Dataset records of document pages
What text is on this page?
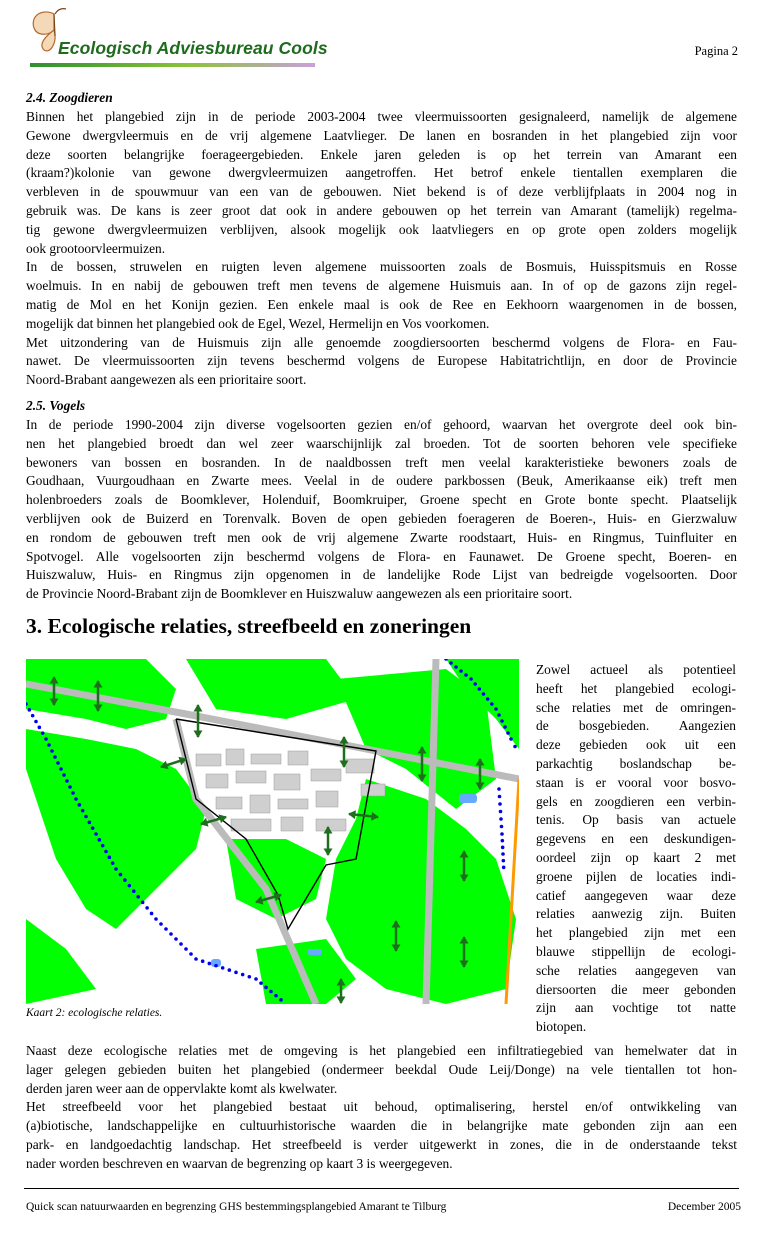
Ecologisch Adviesbureau Cools	Pagina 2
2.4. Zoogdieren
Binnen het plangebied zijn in de periode 2003-2004 twee vleermuissoorten gesignaleerd, namelijk de algemene
Gewone dwergvleermuis en de vrij algemene Laatvlieger. De lanen en bosranden in het plangebied zijn voor
deze soorten belangrijke foerageergebieden. Enkele jaren geleden is op het terrein van Amarant een
(kraam?)kolonie van gewone dwergvleermuizen aangetroffen. Het betrof enkele tientallen exemplaren die
verbleven in de spouwmuur van een van de gebouwen. Niet bekend is of deze verblijfplaats in 2004 nog in
gebruik was. De kans is zeer groot dat ook in andere gebouwen op het terrein van Amarant (tamelijk) regelma-
tig gewone dwergvleermuizen verblijven, alsook mogelijk ook laatvliegers en op grote open zolders mogelijk
ook grootoorvleermuizen.
In de bossen, struwelen en ruigten leven algemene muissoorten zoals de Bosmuis, Huisspitsmuis en Rosse
woelmuis. In en nabij de gebouwen treft men tevens de algemene Huismuis aan. In of op de gazons zijn regel-
matig de Mol en het Konijn gezien. Een enkele maal is ook de Ree en Eekhoorn waargenomen in de bossen,
mogelijk dat binnen het plangebied ook de Egel, Wezel, Hermelijn en Vos voorkomen.
Met uitzondering van de Huismuis zijn alle genoemde zoogdiersoorten beschermd volgens de Flora- en Fau-
nawet. De vleermuissoorten zijn tevens beschermd volgens de Europese Habitatrichtlijn, en door de Provincie
Noord-Brabant aangewezen als een prioritaire soort.
2.5. Vogels
In de periode 1990-2004 zijn diverse vogelsoorten gezien en/of gehoord, waarvan het overgrote deel ook bin-
nen het plangebied broedt dan wel zeer waarschijnlijk zal broeden. Tot de soorten behoren vele specifieke
bewoners van bossen en bosranden. In de naaldbossen treft men veelal karakteristieke bewoners zoals de
Goudhaan, Vuurgoudhaan en Zwarte mees. Veelal in de oudere parkbossen (Beuk, Amerikaanse eik) treft men
holenbroeders zoals de Boomklever, Holenduif, Boomkruiper, Groene specht en Grote bonte specht. Plaatselijk
verblijven ook de Buizerd en Torenvalk. Boven de open gebieden foerageren de Boeren-, Huis- en Gierzwaluw
en rondom de gebouwen treft men ook de vrij algemene Zwarte roodstaart, Huis- en Ringmus, Tuinfluiter en
Spotvogel. Alle vogelsoorten zijn beschermd volgens de Flora- en Faunawet. De Groene specht, Boeren- en
Huiszwaluw, Huis- en Ringmus zijn opgenomen in de landelijke Rode Lijst van bedreigde vogelsoorten. Door
de Provincie Noord-Brabant zijn de Boomklever en Huiszwaluw aangewezen als een prioritaire soort.
3. Ecologische relaties, streefbeeld en zoneringen
Kaart 2: ecologische relaties.
Zowel actueel als potentieel
heeft het plangebied ecologi-
sche relaties met de omringen-
de bosgebieden. Aangezien
deze gebieden ook uit een
parkachtig boslandschap be-
staan is er vooral voor bosvo-
gels en zoogdieren een verbin-
tenis. Op basis van actuele
gegevens en een deskundigen-
oordeel zijn op kaart 2 met
groene pijlen de locaties indi-
catief aangegeven waar deze
relaties aanwezig zijn. Buiten
het plangebied zijn met een
blauwe stippellijn de ecologi-
sche relaties aangegeven van
diersoorten die meer gebonden
zijn aan vochtige tot natte
biotopen.
Naast deze ecologische relaties met de omgeving is het plangebied een infiltratiegebied van hemelwater dat in
lager gelegen gebieden buiten het plangebied (ondermeer beekdal Oude Leij/Donge) na vele tientallen tot hon-
derden jaren weer aan de oppervlakte komt als kwelwater.
Het streefbeeld voor het plangebied bestaat uit behoud, optimalisering, herstel en/of ontwikkeling van
(a)biotische, landschappelijke en cultuurhistorische waarden die in belangrijke mate gebonden zijn aan een
park- en landgoedachtig landschap. Het streefbeeld is verder uitgewerkt in zones, die in de onderstaande tekst
nader worden beschreven en waarvan de begrenzing op kaart 3 is weergegeven.
Quick scan natuurwaarden en begrenzing GHS bestemmingsplangebied Amarant te Tilburg	December 2005
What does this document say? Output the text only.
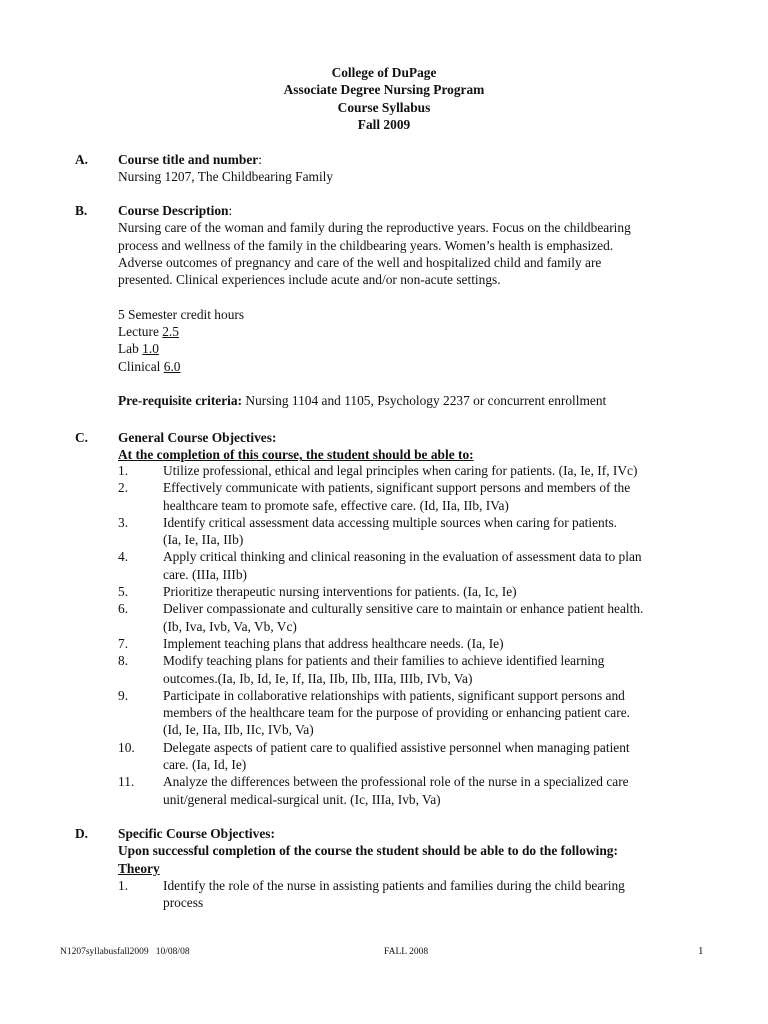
College of DuPage
Associate Degree Nursing Program
Course Syllabus
Fall 2009
A. Course title and number:
Nursing 1207, The Childbearing Family
B. Course Description:
Nursing care of the woman and family during the reproductive years. Focus on the childbearing
process and wellness of the family in the childbearing years. Women’s health is emphasized.
Adverse outcomes of pregnancy and care of the well and hospitalized child and family are
presented. Clinical experiences include acute and/or non-acute settings.
5 Semester credit hours
Lecture 2.5
Lab 1.0
Clinical 6.0
Pre-requisite criteria: Nursing 1104 and 1105, Psychology 2237 or concurrent enrollment
C. General Course Objectives:
At the completion of this course, the student should be able to:
1.	Utilize professional, ethical and legal principles when caring for patients. (Ia, Ie, If, IVc)
2.	Effectively communicate with patients, significant support persons and members of the
healthcare team to promote safe, effective care. (Id, IIa, IIb, IVa)
3.	Identify critical assessment data accessing multiple sources when caring for patients.
(Ia, Ie, IIa, IIb)
4.	Apply critical thinking and clinical reasoning in the evaluation of assessment data to plan
care. (IIIa, IIIb)
5.	Prioritize therapeutic nursing interventions for patients. (Ia, Ic, Ie)
6.	Deliver compassionate and culturally sensitive care to maintain or enhance patient health.
(Ib, Iva, Ivb, Va, Vb, Vc)
7.	Implement teaching plans that address healthcare needs. (Ia, Ie)
8.	Modify teaching plans for patients and their families to achieve identified learning
outcomes.(Ia, Ib, Id, Ie, If, IIa, IIb, IIb, IIIa, IIIb, IVb, Va)
9.	Participate in collaborative relationships with patients, significant support persons and
members of the healthcare team for the purpose of providing or enhancing patient care.
(Id, Ie, IIa, IIb, IIc, IVb, Va)
10. Delegate aspects of patient care to qualified assistive personnel when managing patient
care. (Ia, Id, Ie)
11. Analyze the differences between the professional role of the nurse in a specialized care
unit/general medical-surgical unit. (Ic, IIIa, Ivb, Va)
D. Specific Course Objectives:
Upon successful completion of the course the student should be able to do the following:
Theory
1.	Identify the role of the nurse in assisting patients and families during the child bearing
process
N1207syllabusfall2009   10/08/08	FALL 2008	1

Instructions for the task:
Filter the records above for the string "periode" and copy each matching line.

Written answer:
Binnen het plangebied zijn in de periode 2003-2004 twee vleermuissoorten gesignaleerd, namelijk de algemene
In de periode 1990-2004 zijn diverse vogelsoorten gezien en/of gehoord, waarvan het overgrote deel ook bin-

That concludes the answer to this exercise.